In the Torah we are instructed to celebrate the seven-day festival of Sukkos by taking the four species, collectively known as the lulav and esrog, into our hands:
לְקַחְתֶּ֨ם לָכֶ֜ם בַּיּ֣וֹם הָֽרִאשׁ֗וֹן פְּרִ֨י עֵ֤ץ הָדָר֙ כַּפֹּ֣ת תְּמָרִ֔ים וַֽעֲנַ֥ף עֵֽץ־עָבֹ֖ת וְעַרְבֵי־נָ֑חַל
וּשְׂמַחְתֶּ֗ם לִפְנֵ֛י יְהֹוָ֥ה אֱלֹֽהֵיכֶ֖ם שִׁבְעַ֥ת יָמִֽים
And you shall take for yourselves on the first day,
the fruit of the hadar tree, date palm fronds, a branch of a braided tree,
and willows of the brook, and you shall rejoice before the Lord your God
for a seven day period.
Our Sages offer many interpretations of the symbolism behind the lulav and esrog, here is one angle:
Rav Dessler cites a passage in Nefesh HaChaim (1:6) which explains that when Adam and Chava ate from the Tree of Knowledge Good and Evil, the Yetzer Hara (Evil Inclination) and the Yetzer Tov (Good Inclination) switched places. Before eating from the forbidden fruit, the Yetzer Tov (Good Inclination) was the exclusive internal influence within man, while the Yetzer Hara (Evil Inclination) was external- so much so that Adam and Chava had no desire for, nor understanding of, evil or sin. (Strive for Truth Vol 2, p138). Once they ate from the Tree, however, the Yetzer Hara entered into their hearts, while the Yetzer Tov became externalized.
After Adam and Chava fell, life changed in every conceivable way. Their actions brought several “curses” into the world, such as being banished from Gan Eden, having to work, experiencing suffering in the birth and rearing of their children, and finally death. But perhaps the most significant change was that from then on a person’s natural tendency, when left unchecked by Torah, Mitzvahs, and a connection to God, would be towards evil. The Yetzer Hara became the “strange god that is in the body of man” that is “situated at the entrance to the heart” to prevent the entry of holiness (Shabbos 105b; Brochos 61a, Strive for Truth Vol 3, p174).
The only way for us to get rid of him is to go through the arduous process of pushing him out little by little by actively choosing to bring in a little bit more light, a little bit more emes, and in the process, revealing HaShem in our lives a little bit more…
So what is the connection between all of this and the lulav and esrog?
Chazal tell us that the esrog is symbolic of the heart. It is also something that has a pleasant taste, which refers to learning, and a pleasant smell, which refers to good deeds.
While the esrog certainly has a nice smell, you may want to resist the urge to take a bite into it because this fruit is exceptionally bitter. It takes a lot of work to make it to be edible, let alone taste pleasant. Most recipes for cooked esrog require soaking the cut up esrog in water for a week while changing the water daily, after which it must be boiled several times, mixed together with sweeteners, and then finally boiled again.
All of this work is a hint to the slow, arduous process we need to go through to get the Yetzer Hara out of our hearts. We may know intellectually that a certain thought, feeling or action may pull us away from HaShem, but living our lives in accordance with this knowledge takes a tremendous amount of effort.

----------------------------------------

* [What is asked]
[1] Answer these from the passage on the lulav and esrog:
(a) How many days does the festival of Sukkos last?
(b) According to Chazal, what is the esrog symbolic of?
(c) For how long do most recipes for cooked esrog call for soaking the cut-up fruit in water?
[2] Carry the passage on the lulav and esrog forward with the next few paragraphs, starting after its final sentence.
The entries that come next have no connection to the passage on the lulav and esrog.

----------------------------------------

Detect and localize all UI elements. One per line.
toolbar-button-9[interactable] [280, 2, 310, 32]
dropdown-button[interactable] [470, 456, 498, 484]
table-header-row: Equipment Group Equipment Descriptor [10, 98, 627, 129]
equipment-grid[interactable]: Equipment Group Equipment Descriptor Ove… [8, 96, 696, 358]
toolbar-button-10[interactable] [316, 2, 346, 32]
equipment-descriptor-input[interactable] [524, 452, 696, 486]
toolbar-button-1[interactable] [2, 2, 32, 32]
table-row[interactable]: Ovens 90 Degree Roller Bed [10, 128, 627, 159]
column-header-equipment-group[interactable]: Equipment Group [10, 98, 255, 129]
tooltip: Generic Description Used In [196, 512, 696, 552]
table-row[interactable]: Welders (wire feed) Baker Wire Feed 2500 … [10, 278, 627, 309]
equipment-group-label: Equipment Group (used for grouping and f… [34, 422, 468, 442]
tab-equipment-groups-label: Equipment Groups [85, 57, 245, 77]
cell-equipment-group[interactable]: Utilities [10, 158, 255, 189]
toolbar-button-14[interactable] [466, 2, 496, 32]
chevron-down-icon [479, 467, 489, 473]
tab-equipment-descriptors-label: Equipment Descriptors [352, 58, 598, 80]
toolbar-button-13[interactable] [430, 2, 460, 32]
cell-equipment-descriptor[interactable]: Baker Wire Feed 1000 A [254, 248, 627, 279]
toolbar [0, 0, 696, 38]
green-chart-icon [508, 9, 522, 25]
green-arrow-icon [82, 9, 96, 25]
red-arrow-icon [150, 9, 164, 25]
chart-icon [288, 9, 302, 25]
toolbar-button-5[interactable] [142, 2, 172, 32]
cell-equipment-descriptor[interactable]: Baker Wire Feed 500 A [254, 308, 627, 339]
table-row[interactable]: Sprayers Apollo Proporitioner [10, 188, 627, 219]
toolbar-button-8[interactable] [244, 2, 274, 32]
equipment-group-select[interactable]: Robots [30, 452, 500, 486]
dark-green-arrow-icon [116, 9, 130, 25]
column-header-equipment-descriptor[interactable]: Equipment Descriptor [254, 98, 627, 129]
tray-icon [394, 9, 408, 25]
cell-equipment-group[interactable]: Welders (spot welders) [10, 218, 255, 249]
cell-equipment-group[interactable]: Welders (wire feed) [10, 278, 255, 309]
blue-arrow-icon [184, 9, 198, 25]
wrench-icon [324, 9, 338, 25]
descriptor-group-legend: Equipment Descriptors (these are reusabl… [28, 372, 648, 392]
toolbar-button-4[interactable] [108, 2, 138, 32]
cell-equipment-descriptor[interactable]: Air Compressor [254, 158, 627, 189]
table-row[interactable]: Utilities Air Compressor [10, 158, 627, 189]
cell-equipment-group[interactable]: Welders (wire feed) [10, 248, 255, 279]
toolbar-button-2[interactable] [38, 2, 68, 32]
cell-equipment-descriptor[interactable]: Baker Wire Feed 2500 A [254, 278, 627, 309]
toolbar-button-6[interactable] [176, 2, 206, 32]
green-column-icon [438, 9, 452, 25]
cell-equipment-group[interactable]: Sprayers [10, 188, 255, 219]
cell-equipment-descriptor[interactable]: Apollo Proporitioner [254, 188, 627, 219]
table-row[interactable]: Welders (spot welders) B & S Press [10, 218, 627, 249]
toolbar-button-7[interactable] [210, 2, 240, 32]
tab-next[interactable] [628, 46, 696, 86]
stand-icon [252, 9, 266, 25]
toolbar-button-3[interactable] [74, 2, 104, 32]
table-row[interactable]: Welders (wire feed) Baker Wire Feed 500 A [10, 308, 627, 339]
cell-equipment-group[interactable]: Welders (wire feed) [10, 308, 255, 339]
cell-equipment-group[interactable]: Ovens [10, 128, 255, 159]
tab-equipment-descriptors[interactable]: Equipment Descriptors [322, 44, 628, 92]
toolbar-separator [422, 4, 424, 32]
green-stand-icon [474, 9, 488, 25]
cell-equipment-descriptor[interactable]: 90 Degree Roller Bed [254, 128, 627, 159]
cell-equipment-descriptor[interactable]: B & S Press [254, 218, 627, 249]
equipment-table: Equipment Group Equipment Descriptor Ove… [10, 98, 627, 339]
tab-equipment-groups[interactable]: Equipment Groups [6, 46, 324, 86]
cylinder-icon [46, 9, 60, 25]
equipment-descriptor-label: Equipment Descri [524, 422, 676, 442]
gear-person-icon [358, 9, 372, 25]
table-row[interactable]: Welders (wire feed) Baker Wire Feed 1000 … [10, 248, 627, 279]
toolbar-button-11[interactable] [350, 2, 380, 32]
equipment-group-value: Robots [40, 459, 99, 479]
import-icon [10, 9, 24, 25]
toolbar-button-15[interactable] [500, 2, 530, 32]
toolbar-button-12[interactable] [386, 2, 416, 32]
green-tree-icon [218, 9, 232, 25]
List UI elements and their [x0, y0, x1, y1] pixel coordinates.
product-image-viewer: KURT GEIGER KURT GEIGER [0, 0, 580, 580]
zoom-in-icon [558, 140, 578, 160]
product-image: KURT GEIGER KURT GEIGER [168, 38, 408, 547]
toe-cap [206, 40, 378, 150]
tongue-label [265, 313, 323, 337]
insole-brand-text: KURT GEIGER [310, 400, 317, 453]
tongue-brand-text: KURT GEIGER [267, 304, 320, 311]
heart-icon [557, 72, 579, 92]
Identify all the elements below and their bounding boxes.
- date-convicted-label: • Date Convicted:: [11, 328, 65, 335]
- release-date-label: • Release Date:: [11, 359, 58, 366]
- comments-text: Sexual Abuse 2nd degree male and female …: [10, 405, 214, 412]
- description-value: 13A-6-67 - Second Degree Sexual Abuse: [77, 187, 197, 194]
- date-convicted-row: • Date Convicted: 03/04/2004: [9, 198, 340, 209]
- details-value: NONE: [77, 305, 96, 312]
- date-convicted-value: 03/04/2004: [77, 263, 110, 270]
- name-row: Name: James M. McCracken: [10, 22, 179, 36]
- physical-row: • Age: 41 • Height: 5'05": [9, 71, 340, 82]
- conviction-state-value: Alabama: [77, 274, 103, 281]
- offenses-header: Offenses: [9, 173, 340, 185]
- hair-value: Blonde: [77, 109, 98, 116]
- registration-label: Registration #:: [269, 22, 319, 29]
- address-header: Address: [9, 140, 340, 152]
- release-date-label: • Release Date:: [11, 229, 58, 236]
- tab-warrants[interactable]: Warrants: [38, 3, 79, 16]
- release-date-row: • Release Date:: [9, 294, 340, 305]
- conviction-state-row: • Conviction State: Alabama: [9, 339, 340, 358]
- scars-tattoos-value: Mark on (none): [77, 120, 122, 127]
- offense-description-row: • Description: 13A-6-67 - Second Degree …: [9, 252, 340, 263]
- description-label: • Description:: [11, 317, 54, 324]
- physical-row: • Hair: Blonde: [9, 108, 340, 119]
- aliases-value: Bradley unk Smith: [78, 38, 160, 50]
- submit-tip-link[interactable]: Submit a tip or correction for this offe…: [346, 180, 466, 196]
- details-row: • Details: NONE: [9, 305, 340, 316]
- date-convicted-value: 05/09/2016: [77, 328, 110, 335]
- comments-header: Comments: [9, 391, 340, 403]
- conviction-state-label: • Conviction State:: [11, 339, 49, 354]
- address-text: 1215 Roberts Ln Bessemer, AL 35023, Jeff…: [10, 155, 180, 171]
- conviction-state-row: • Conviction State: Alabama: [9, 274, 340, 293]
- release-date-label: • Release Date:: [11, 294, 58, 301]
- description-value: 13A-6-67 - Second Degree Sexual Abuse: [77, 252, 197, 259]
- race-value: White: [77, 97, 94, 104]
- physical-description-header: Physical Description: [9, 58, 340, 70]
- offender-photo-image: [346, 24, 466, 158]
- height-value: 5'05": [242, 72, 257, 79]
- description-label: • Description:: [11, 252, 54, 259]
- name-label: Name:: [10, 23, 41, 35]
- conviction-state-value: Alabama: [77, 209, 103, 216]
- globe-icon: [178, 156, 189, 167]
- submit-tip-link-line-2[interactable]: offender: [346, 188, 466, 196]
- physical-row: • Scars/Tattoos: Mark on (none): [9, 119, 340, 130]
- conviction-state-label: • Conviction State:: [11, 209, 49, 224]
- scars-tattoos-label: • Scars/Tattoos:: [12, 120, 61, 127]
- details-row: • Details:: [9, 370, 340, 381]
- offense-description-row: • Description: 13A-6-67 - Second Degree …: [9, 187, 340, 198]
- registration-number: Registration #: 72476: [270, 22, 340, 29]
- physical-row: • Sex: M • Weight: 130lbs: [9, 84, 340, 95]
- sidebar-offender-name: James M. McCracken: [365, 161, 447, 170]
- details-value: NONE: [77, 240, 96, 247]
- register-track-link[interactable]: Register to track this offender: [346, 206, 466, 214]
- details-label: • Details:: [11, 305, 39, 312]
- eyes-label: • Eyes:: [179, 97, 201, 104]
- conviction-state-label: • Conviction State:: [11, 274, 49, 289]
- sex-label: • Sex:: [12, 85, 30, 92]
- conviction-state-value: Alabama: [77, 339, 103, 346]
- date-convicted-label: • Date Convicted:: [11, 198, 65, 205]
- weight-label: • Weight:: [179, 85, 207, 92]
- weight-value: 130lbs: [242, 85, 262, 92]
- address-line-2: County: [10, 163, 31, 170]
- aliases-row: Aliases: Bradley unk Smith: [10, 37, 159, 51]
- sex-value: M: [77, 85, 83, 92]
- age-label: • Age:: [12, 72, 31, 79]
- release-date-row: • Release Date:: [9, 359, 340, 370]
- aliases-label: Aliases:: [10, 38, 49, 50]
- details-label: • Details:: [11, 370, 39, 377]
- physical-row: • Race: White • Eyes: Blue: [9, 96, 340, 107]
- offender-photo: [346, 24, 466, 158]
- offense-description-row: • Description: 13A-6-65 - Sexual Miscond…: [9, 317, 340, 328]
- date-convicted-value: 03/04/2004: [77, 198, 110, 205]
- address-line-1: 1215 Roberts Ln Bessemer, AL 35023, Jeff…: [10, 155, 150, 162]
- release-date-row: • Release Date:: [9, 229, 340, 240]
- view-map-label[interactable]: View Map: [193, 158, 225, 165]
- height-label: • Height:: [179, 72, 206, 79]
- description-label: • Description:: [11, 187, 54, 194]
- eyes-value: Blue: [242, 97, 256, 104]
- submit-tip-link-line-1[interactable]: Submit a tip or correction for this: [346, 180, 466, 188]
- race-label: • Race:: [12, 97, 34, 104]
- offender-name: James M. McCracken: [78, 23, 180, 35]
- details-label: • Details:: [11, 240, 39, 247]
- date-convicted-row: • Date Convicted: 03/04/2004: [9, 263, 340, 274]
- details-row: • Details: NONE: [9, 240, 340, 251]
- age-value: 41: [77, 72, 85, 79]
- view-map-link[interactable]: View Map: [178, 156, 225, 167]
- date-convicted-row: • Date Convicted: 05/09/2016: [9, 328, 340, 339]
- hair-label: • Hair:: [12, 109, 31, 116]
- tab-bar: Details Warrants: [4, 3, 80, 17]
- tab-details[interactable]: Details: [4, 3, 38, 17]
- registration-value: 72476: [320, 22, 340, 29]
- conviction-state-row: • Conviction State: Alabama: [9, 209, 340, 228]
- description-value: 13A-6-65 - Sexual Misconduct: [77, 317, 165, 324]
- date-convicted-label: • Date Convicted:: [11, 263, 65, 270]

----------------------------------------

* [Results by task]
[1]
(a) Seven days.
(b) The heart.
(c) A week, with the water changed daily.

[2]
But if so, then this brings us to an interesting insight… When we stand with the lulav and esrog in our hands, at that point the esrog is still bitter. We aren’t standing there with the pleasant tasting esrog that Chazal praise… This may be hinting to the fact that we are standing there as we are right now- a work in progress- unfinished, unrefined, and imperfect.
The message is that even the unwanted parts within us that are bitter, unpleasant, and undesirable, the places where we are blocked from the light, and from HaShem, even those places have a purpose: to eventually expose the light of HaShem that they conceal.
In other words, they are pleasant tasting in potential.
This is the same message within the lulav and esrog taken together which is symbolic of the whole person:
- The lulav, whose central pillar is referred to as its “backbone” resembles the backbone of man.
- The leaves of the myrtle branch resemble the eyes of man.
- The leaves of the willow branch resemble the lips of man.
- The esrog resembles the heart of man.
VaYikra Rabbah 30:14; Midrash Tanchuma, Emor 19
The meaning is that we are meant to use every single part of our being for the service of HaShem- the areas where we are connected to HaShem together with the areas where we are still struggling to achieve that connection. If we leave parts of ourselves or our experiences out by ignoring them, denying that they exist, or actively refusing to work on them, then our service of HaShem is incomplete.
The same message applies on a bigger scale as well. The lulav is also symbolic of four types of people:
- The esrog (citron), which possesses both taste and fragrance symbolizes those who possess both learning and good deeds.
- The lulav (palm) branches possess taste but no fragrance, symbolizing those who possess learning but do not perform good deeds.
- The hadassa (myrtle) possesses no taste but has a pleasant fragrance; this is likened to those who are not learned but do good deeds.
- The arovah (willow) has neither taste nor fragrance, symbolizing those who possess neither learning nor good deeds.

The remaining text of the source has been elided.